Duplicate the passage of the compiler tutorial that begins at the words "First, make:- A" and stops after "Parser(more info later)", keeping every character unchanged.

[Start Text block]

QB CULT MAGAZINE
Issue #4 - June 2000

CODING A COMPILER SERIES #1

Writer: Gabriel Fernandez

(Check out COMPILER.BAS which is a part of this tutorial -ed)

Hi, welcome to the first Part of the my compiler tutorial. I made this tutorial to help the 'QB Cult Magazine', which, I think is the best qbasic magazine.

Well, I think you know Gabasic, it is a basic compiler I made in qbasic, check http://gab_soft.tripod.com to download it, I hope this tut is going to leave you ready to create a compiler like(or maybe better) than Gabasic in QB.

I'm going to teach how to make a compiler that works in RealMode, because this is the mode that everyone knows how it works.

You must have assembler knowledge to read this tutorial.

Well, let's start the tutorial.

Chapter 1. First Step

First, make:- A string using DIM SHARED called Text$
- A variable using DIM SHARED called linen&

Here are the most important subs and functions (if you don't understend something, don't worry because all the subs will be explained later):

- A sub to show program errors
'SUB ShowError (ErrorNumber)'
- A lot of subs for Keywords
'SUB Keyword.NAME (Parameters)'
Example: SUB Keyword.CLS ()
- Functions to return words, and full sentences
'FUNCTION GetWord$ ()'
'FUNCTION GetFullWord$ ()'
- The math Parser(more info later)
'SUB Parser.Math (Mode)'
- The string Parser
'SUB Parser.String ()' *
- A function that will check if a text must be parse using the math parser or the string parser. This is needed for IF, LOOP
'FUNCTION Gettexttype ()' *
More functions and subs will be added later.
* = This functions are not going to be explained in this Part of this tutorial

1.1 The Main Program:

The main program should look like this:

DIM SHARED text$
DIM SHARED linen&

OPEN Inputfile$ FOR INPUT AS #1
OPEN Outasm$ FOR OUTPUT AS #2

DO WHILE NOT EOF(1)
  Line input #1, text$
  linen& = linen& + 1

  ; Here we will check keywords, subs, etc.
LOOP

CLOSE

The main program is very simple, it just read each line of the InputFile$ and it adds one to linen&(which has the number of the current line read), until we reach the end of the file. Of course we are going to add a lot of stuff to this program.

[End Text block]
[Start Data]

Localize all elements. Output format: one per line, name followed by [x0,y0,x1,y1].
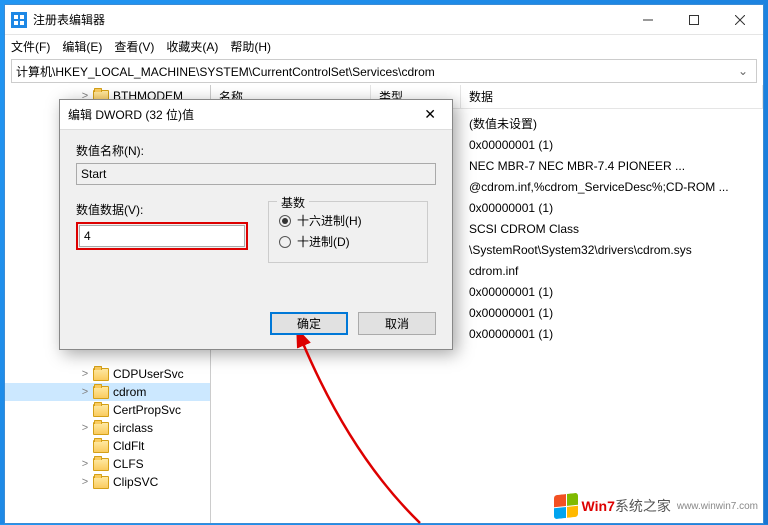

[End Data]

▶ _Finished answer_
First, make:- A string using DIM SHARED called Text$
- A variable using DIM SHARED called linen&

Here are the most important subs and functions (if you don't understend something, don't worry because all the subs will be explained later):

- A sub to show program errors
'SUB ShowError (ErrorNumber)'
- A lot of subs for Keywords
'SUB Keyword.NAME (Parameters)'
Example: SUB Keyword.CLS ()
- Functions to return words, and full sentences
'FUNCTION GetWord$ ()'
'FUNCTION GetFullWord$ ()'
- The math Parser(more info later)